§ **TRECHO DA PÁGINA**:
* * * * * * *

5 Mai 2011 | Focolare Worldwide
«Lembro do primeiro encontro, nos anos setenta, com o então cardeal Wojtyla, quando fomos nos apresentar. O Movimento dos Focolares estava iniciando na Polônia. Tocou-me a sua humanidade, a capacidade de escuta, o respeito para com todos, que nos deixou logo à vontade. Ele nos escutou com grande interesse, num silêncio profundo. Podíamos intuir que estava impressionado pela grandeza do carisma que está na base do Movimento. Encorajou-nos a prosseguir: “São vocês que tem a graça para levar o Movimento adiante, o carisma foi transmitido a vocês. Não vou colocar um sacerdote ao lado de vocês, nós poderíamos estragar tudo. Façam, vivam e depois venham me contar...”.
Para entender o significado dessas suas palavras, que exprimiam a confiança no carisma de Chiara Lubich, é preciso pensar que naquele tempo, na Polônia, tudo era guiado pela Igreja constitucional, havia sempre um sacerdote na direção de cada grupo. E esta confiança jamais diminuiu. Ele sempre nos acompanhou com estima, respeito e amor.

* * * * * * *

Entradas de dados extraídos

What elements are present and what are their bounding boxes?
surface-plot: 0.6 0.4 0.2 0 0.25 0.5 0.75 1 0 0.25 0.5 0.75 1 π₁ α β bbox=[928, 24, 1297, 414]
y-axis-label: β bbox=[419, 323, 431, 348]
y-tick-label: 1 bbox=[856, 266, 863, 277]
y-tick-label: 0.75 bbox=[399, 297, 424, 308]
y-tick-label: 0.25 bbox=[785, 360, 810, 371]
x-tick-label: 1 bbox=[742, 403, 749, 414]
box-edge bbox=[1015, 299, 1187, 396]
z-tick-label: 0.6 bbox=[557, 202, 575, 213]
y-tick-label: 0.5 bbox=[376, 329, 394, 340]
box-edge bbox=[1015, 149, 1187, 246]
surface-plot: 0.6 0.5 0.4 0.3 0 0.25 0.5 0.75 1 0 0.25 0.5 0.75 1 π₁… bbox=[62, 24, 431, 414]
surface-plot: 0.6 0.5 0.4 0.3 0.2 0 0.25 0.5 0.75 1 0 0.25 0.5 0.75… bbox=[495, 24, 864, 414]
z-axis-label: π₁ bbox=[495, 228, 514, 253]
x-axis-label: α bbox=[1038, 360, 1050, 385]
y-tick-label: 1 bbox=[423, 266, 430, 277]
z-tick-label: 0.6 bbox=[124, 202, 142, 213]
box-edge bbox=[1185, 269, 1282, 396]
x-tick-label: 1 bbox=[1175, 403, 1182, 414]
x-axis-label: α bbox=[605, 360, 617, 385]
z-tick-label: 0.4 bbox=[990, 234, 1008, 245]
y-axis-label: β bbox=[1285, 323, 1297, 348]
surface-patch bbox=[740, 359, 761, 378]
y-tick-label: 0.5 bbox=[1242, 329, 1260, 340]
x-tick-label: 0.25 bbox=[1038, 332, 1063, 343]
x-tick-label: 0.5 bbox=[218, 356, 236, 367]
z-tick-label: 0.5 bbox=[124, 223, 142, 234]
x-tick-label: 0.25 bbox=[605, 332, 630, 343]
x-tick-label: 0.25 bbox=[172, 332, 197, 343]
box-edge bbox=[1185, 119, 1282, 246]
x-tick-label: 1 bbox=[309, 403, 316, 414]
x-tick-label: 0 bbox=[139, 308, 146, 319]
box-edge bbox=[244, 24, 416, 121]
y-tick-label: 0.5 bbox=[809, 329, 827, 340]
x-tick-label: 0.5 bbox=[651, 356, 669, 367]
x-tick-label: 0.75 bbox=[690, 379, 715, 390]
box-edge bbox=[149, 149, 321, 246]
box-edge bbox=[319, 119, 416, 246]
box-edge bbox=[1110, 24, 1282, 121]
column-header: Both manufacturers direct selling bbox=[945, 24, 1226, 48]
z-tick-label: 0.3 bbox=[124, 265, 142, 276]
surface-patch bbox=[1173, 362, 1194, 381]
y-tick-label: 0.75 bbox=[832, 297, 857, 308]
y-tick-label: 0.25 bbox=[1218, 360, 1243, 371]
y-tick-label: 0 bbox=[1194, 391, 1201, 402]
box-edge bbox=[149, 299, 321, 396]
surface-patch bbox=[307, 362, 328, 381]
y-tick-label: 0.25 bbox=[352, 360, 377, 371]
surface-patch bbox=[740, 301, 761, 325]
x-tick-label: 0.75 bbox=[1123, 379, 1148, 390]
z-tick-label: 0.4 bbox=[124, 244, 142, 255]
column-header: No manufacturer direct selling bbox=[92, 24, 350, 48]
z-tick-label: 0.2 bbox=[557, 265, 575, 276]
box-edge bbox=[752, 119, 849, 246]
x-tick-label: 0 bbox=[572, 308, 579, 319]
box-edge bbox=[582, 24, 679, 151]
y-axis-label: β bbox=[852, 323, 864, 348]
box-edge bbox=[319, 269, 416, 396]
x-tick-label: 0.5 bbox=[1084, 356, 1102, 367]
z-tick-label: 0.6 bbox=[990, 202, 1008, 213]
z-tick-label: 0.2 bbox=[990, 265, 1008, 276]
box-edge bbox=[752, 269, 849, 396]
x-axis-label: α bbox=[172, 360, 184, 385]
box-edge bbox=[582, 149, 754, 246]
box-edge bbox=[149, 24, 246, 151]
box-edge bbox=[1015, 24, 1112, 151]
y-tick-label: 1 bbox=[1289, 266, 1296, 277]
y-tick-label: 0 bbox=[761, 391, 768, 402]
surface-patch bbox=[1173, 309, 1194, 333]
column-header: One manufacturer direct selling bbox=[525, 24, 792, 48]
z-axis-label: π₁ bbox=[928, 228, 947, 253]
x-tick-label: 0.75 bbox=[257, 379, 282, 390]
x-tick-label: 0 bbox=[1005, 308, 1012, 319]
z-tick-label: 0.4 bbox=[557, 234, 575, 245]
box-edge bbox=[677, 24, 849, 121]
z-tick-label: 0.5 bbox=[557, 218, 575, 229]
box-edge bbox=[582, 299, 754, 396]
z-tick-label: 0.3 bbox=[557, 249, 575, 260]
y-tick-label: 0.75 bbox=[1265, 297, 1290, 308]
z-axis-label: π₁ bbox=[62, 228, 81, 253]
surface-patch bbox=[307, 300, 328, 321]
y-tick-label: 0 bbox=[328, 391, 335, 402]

* * * * * * *

§ **ENUNCIADO 1**:
Transcreva do trecho da página a passagem que vai de "Para entender o" até "respeito e amor.".
§ **ENUNCIADO 2**:
Segundo o trecho da página, em que década ocorreu o primeiro encontro com o então cardeal Wojtyla?

§ **RESOLUÇÃO 1**:
Para entender o significado dessas suas palavras, que exprimiam a confiança no carisma de Chiara Lubich, é preciso pensar que naquele tempo, na Polônia, tudo era guiado pela Igreja constitucional, havia sempre um sacerdote na direção de cada grupo. E esta confiança jamais diminuiu. Ele sempre nos acompanhou com estima, respeito e amor.

§ **RESOLUÇÃO 2**:
Nos anos setenta.